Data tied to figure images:
....
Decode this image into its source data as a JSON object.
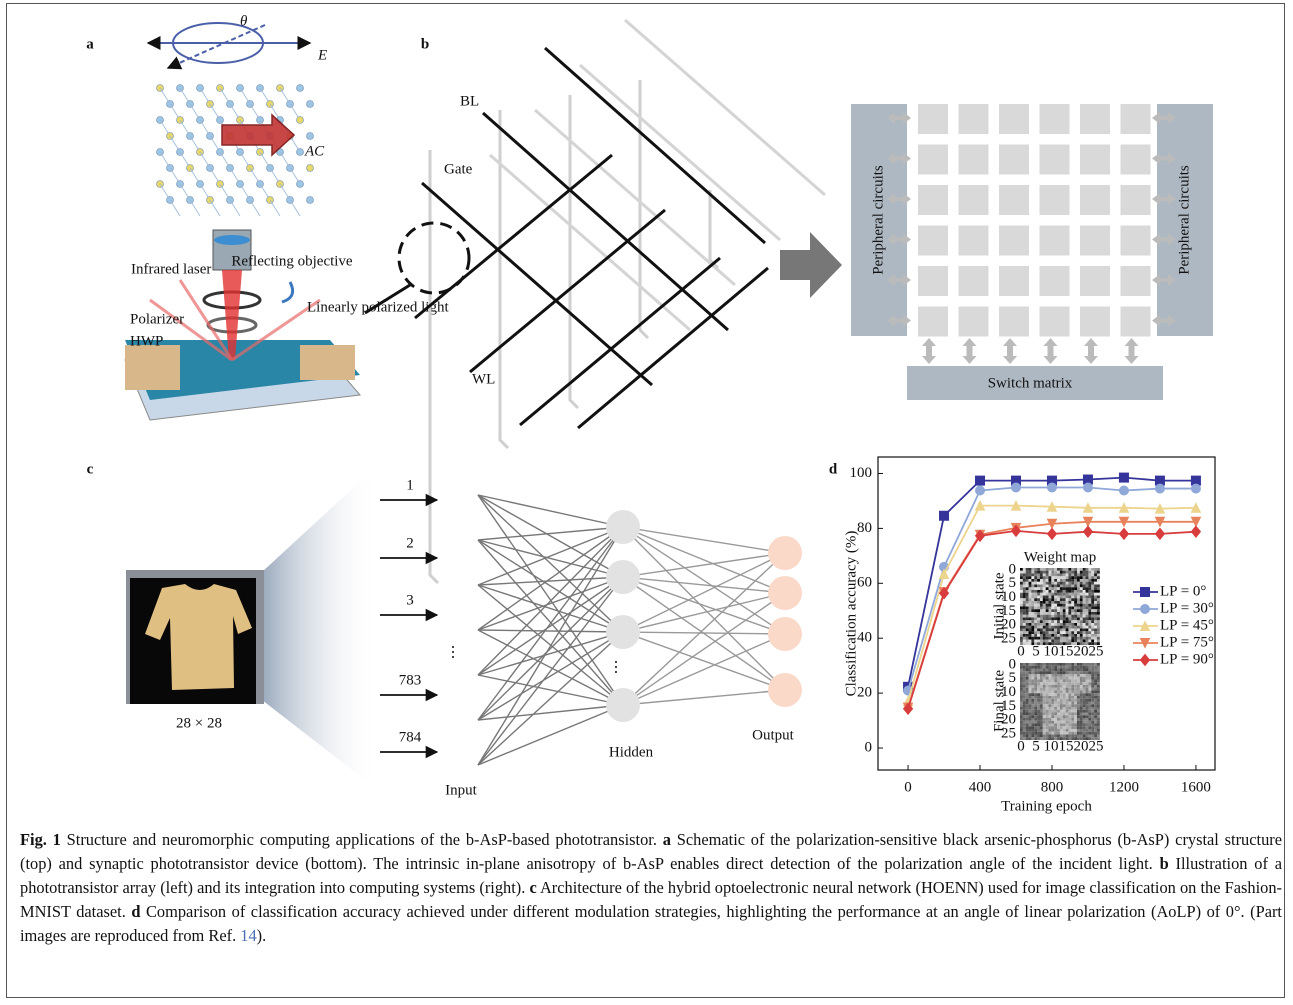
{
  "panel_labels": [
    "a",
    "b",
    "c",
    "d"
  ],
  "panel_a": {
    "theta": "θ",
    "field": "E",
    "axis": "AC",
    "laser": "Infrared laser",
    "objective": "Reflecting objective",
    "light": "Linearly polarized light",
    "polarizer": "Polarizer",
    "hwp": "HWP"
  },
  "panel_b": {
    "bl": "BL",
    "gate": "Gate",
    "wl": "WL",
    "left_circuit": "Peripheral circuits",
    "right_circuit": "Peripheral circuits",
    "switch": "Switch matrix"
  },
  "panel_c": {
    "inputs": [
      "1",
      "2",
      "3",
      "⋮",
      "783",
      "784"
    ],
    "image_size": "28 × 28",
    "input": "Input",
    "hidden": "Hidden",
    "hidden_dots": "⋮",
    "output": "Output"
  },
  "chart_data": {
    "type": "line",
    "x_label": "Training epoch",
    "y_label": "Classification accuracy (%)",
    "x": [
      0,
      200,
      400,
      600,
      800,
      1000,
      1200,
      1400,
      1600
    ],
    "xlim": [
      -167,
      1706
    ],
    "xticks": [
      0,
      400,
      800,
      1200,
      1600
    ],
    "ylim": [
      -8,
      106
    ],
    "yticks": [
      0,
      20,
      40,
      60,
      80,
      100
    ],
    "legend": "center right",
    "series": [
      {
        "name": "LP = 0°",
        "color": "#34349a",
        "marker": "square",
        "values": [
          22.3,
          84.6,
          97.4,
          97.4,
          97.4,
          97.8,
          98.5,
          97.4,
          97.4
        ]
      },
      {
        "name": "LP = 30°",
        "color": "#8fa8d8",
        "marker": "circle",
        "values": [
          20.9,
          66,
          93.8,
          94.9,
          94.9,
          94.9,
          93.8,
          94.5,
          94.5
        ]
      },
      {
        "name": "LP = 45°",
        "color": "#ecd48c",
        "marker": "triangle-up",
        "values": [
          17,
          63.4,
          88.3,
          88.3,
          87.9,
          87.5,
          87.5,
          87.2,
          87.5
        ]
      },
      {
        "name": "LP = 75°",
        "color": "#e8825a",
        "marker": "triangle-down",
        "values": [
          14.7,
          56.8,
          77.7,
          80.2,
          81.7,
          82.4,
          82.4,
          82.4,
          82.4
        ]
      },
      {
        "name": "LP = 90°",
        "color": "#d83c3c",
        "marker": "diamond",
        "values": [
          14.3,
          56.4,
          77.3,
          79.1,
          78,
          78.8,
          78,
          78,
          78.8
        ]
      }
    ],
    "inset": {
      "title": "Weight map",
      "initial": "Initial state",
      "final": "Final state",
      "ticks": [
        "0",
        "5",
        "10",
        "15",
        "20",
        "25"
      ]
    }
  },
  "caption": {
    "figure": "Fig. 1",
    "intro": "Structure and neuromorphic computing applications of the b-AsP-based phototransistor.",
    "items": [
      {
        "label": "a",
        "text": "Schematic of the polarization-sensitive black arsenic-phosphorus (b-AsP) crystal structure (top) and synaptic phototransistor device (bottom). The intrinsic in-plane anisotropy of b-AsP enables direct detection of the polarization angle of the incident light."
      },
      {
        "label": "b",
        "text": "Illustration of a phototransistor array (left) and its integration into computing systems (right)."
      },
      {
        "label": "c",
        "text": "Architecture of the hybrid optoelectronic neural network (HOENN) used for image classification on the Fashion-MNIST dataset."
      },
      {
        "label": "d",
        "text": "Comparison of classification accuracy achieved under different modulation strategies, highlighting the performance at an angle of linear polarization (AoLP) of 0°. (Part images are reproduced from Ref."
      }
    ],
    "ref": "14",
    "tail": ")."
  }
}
....
# The request:
Say how many lines of the data include the string "computing". Nothing other than the number should be given.

# Solution:
2